* [Set exercise]:
Identify and reproduce every line holding the string "part".

*** Given data ***

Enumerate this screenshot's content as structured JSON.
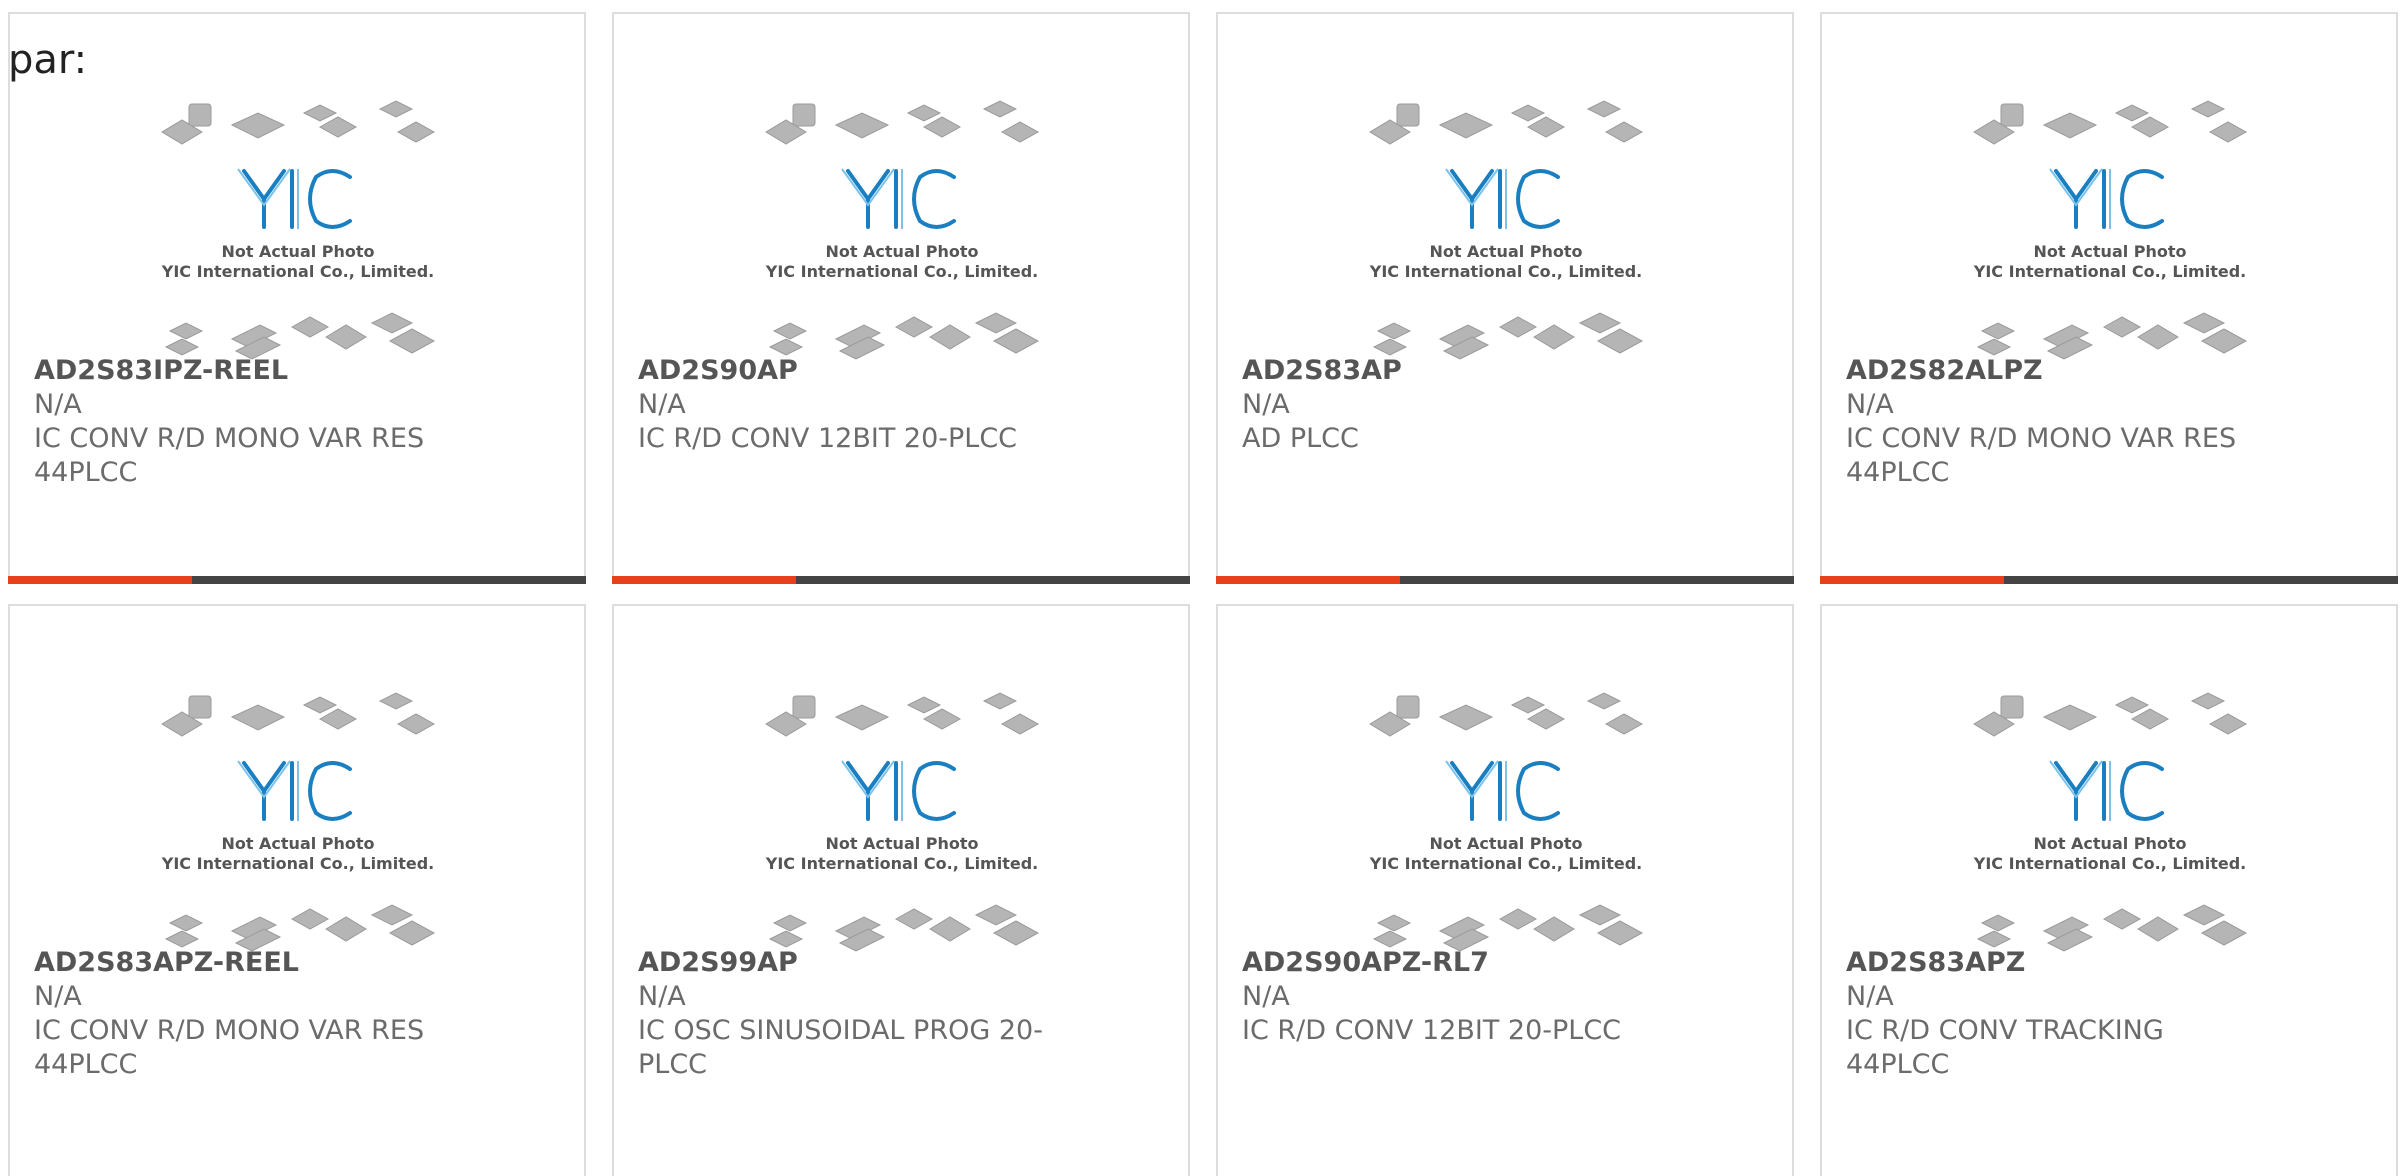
{
  "prefix_text": "par:",
  "placeholder": {
    "line1": "Not Actual Photo",
    "line2": "YIC International Co., Limited.",
    "logo": "YIC",
    "brand_color": "#1a7fc1"
  },
  "colors": {
    "accent": "#e8401c",
    "bar": "#444444"
  },
  "products": [
    {
      "part": "AD2S83IPZ-REEL",
      "stock": "N/A",
      "desc": "IC CONV R/D MONO VAR RES 44PLCC"
    },
    {
      "part": "AD2S90AP",
      "stock": "N/A",
      "desc": "IC R/D CONV 12BIT 20-PLCC"
    },
    {
      "part": "AD2S83AP",
      "stock": "N/A",
      "desc": "AD PLCC"
    },
    {
      "part": "AD2S82ALPZ",
      "stock": "N/A",
      "desc": "IC CONV R/D MONO VAR RES 44PLCC"
    },
    {
      "part": "AD2S83APZ-REEL",
      "stock": "N/A",
      "desc": "IC CONV R/D MONO VAR RES 44PLCC"
    },
    {
      "part": "AD2S99AP",
      "stock": "N/A",
      "desc": "IC OSC SINUSOIDAL PROG 20-PLCC"
    },
    {
      "part": "AD2S90APZ-RL7",
      "stock": "N/A",
      "desc": "IC R/D CONV 12BIT 20-PLCC"
    },
    {
      "part": "AD2S83APZ",
      "stock": "N/A",
      "desc": "IC R/D CONV TRACKING 44PLCC"
    }
  ]
}
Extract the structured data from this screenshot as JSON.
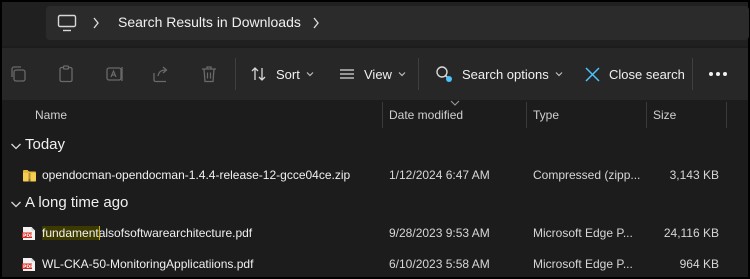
{
  "address_bar": {
    "breadcrumb": "Search Results in Downloads"
  },
  "toolbar": {
    "sort_label": "Sort",
    "view_label": "View",
    "search_options_label": "Search options",
    "close_search_label": "Close search",
    "more_label": "•••"
  },
  "columns": {
    "name": "Name",
    "date_modified": "Date modified",
    "type": "Type",
    "size": "Size"
  },
  "groups": [
    {
      "title": "Today",
      "files": [
        {
          "name": "opendocman-opendocman-1.4.4-release-12-gcce04ce.zip",
          "date": "1/12/2024 6:47 AM",
          "type": "Compressed (zipp...",
          "size": "3,143 KB",
          "icon": "zip-folder-icon"
        }
      ]
    },
    {
      "title": "A long time ago",
      "files": [
        {
          "name_highlight": "fundament",
          "name_rest": "alsofsoftwarearchitecture.pdf",
          "date": "9/28/2023 9:53 AM",
          "type": "Microsoft Edge P...",
          "size": "24,116 KB",
          "icon": "pdf-icon"
        },
        {
          "name": "WL-CKA-50-MonitoringApplicatiions.pdf",
          "date": "6/10/2023 5:58 AM",
          "type": "Microsoft Edge P...",
          "size": "964 KB",
          "icon": "pdf-icon"
        }
      ]
    }
  ],
  "colors": {
    "background": "#1c1c1c",
    "toolbar": "#272727",
    "accent": "#4cc2ff",
    "highlight_border": "#c8b400"
  }
}
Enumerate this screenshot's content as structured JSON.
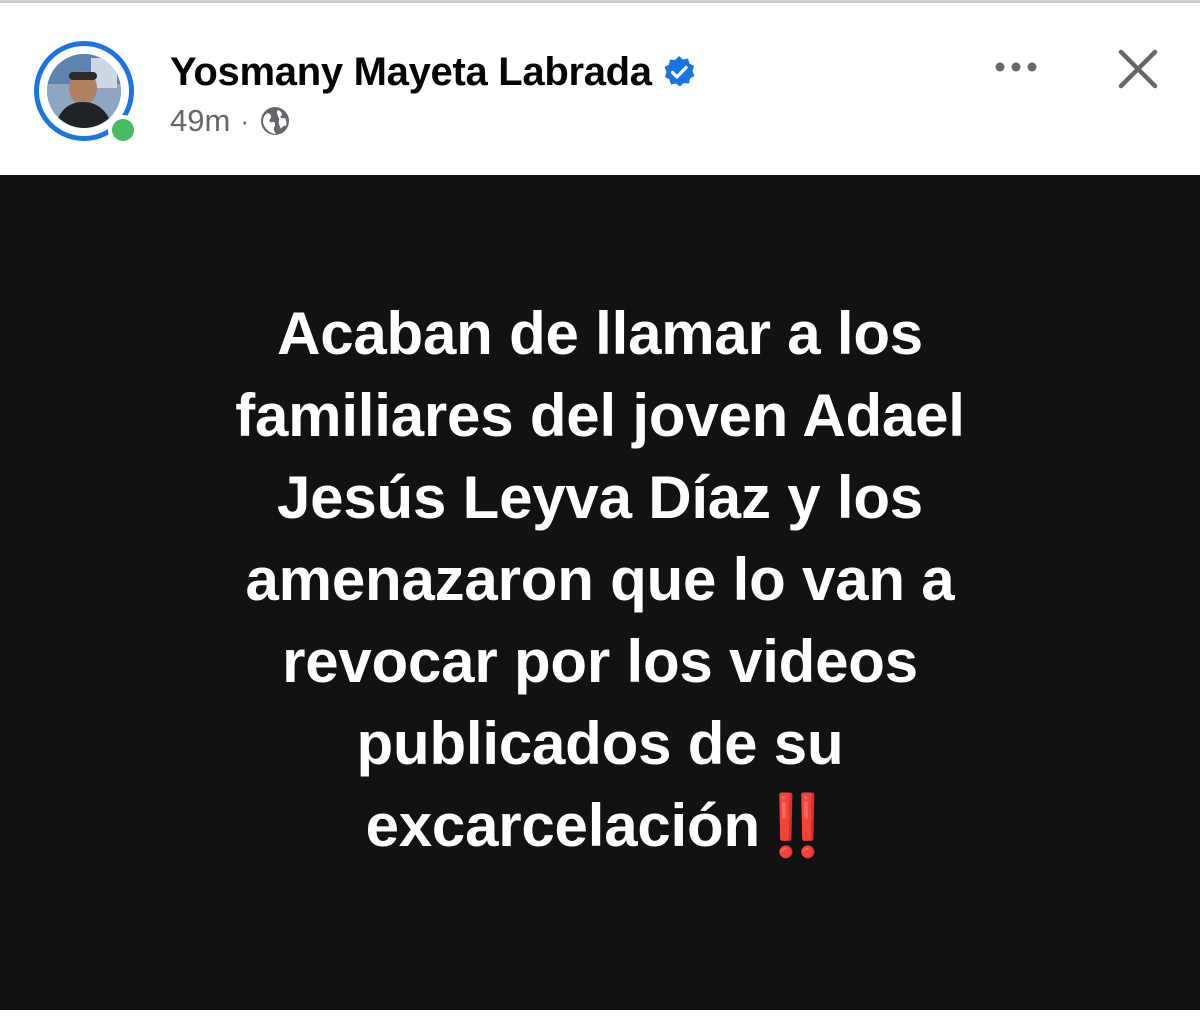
{
  "post": {
    "author_name": "Yosmany Mayeta Labrada",
    "verified": true,
    "timestamp": "49m",
    "separator": "·",
    "audience_icon": "globe-icon",
    "online_status": "online",
    "actions": {
      "more_icon": "more-horizontal-icon",
      "close_icon": "close-icon"
    }
  },
  "image_text": {
    "lines": [
      "Acaban de llamar a los",
      "familiares del joven Adael",
      "Jesús Leyva Díaz y los",
      "amenazaron que lo van a",
      "revocar por los videos",
      "publicados de su"
    ],
    "last_line": "excarcelación",
    "last_line_emoji": "‼️"
  },
  "colors": {
    "verified_blue": "#1b74e4",
    "online_green": "#45bd62",
    "image_background": "#121212",
    "image_text": "#ffffff",
    "exclamation_red": "#e0241b",
    "meta_gray": "#65676b"
  }
}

***

* [Response]:
      "part": "AD2S83IPZ-REEL",
      "part": "AD2S90AP",
      "part": "AD2S83AP",
      "part": "AD2S82ALPZ",
      "part": "AD2S83APZ-REEL",
      "part": "AD2S99AP",
      "part": "AD2S90APZ-RL7",
      "part": "AD2S83APZ",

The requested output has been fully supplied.